BEGIN

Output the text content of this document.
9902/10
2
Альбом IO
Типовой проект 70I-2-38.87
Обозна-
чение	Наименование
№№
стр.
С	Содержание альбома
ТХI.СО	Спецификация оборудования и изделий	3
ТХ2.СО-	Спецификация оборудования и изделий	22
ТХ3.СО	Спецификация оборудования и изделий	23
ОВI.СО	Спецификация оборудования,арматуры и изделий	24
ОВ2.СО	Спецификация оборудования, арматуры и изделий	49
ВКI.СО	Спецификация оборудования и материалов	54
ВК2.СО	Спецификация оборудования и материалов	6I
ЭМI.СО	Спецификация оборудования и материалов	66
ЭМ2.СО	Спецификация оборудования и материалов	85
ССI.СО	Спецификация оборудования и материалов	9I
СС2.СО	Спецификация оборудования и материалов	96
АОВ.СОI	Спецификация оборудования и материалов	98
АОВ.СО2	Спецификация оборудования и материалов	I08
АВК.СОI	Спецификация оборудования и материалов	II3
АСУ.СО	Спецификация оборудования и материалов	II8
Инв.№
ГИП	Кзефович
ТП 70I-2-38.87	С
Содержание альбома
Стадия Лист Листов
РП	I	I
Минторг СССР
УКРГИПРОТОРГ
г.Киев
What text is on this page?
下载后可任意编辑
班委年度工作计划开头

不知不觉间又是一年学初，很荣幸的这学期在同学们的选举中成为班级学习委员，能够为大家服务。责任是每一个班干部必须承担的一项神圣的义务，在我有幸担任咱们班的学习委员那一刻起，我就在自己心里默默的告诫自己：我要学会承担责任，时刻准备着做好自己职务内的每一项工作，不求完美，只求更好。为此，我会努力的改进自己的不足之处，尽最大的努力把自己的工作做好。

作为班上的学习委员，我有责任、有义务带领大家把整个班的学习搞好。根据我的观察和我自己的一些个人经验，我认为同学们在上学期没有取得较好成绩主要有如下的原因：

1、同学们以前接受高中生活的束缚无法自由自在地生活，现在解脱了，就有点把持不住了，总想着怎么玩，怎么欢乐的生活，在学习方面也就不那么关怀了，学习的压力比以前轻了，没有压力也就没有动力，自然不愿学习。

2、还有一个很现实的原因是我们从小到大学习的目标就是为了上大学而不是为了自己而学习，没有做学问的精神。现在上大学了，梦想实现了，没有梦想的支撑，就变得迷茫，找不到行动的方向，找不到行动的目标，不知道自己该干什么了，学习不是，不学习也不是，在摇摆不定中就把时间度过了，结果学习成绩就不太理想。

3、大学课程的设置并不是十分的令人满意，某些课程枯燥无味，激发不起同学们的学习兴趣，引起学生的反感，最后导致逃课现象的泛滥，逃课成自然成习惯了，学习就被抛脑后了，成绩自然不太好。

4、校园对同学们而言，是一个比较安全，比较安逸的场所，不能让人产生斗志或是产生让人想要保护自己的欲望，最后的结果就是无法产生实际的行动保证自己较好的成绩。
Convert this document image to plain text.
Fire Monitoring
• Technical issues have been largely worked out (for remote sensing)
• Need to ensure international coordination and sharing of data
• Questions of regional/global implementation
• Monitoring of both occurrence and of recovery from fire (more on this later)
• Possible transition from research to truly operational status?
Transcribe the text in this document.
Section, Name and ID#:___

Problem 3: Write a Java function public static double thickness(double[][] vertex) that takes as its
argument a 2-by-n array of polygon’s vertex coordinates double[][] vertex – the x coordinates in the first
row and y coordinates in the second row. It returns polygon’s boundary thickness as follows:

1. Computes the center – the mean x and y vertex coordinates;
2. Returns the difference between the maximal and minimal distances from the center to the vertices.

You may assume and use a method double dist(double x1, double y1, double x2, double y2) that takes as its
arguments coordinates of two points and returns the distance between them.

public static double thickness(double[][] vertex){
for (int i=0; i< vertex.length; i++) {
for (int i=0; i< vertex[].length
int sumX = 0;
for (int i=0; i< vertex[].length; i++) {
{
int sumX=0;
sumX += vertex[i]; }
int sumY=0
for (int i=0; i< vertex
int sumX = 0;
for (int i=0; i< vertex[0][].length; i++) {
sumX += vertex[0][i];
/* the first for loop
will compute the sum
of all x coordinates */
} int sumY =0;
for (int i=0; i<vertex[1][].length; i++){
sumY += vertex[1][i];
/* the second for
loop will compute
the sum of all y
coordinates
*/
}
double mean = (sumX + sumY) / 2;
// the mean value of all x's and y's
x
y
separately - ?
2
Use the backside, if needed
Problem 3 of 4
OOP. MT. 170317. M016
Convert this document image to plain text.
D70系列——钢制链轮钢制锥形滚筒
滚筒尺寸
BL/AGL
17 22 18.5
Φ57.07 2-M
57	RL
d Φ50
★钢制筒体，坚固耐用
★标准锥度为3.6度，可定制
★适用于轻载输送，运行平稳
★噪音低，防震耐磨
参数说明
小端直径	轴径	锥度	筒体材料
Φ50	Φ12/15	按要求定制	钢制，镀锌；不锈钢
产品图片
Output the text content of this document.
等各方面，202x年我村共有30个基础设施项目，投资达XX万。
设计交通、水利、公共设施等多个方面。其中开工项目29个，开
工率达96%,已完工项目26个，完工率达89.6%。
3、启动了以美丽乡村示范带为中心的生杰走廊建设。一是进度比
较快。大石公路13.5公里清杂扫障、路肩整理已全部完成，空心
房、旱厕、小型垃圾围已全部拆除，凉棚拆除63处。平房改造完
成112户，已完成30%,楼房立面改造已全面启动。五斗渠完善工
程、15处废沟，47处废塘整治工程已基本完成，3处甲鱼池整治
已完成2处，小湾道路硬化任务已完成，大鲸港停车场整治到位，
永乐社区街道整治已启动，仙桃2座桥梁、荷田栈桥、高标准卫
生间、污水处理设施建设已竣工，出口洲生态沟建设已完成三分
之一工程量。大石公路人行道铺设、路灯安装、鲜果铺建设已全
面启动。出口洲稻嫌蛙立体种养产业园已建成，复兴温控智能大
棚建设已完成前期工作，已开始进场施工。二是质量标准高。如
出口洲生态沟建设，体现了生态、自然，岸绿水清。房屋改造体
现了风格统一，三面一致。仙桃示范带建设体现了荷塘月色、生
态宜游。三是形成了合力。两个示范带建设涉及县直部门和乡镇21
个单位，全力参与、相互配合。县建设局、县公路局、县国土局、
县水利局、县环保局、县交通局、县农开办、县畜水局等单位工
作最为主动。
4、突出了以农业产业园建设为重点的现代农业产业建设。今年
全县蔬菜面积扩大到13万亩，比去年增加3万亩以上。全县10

END

**Task to carry out:** Using the listing above, pull out all lines that hold the word "mean".

**Response to the exercise:**
1. Computes the center – the mean x and y vertex coordinates;
double mean = (sumX + sumY) / 2;
// the mean value of all x's and y's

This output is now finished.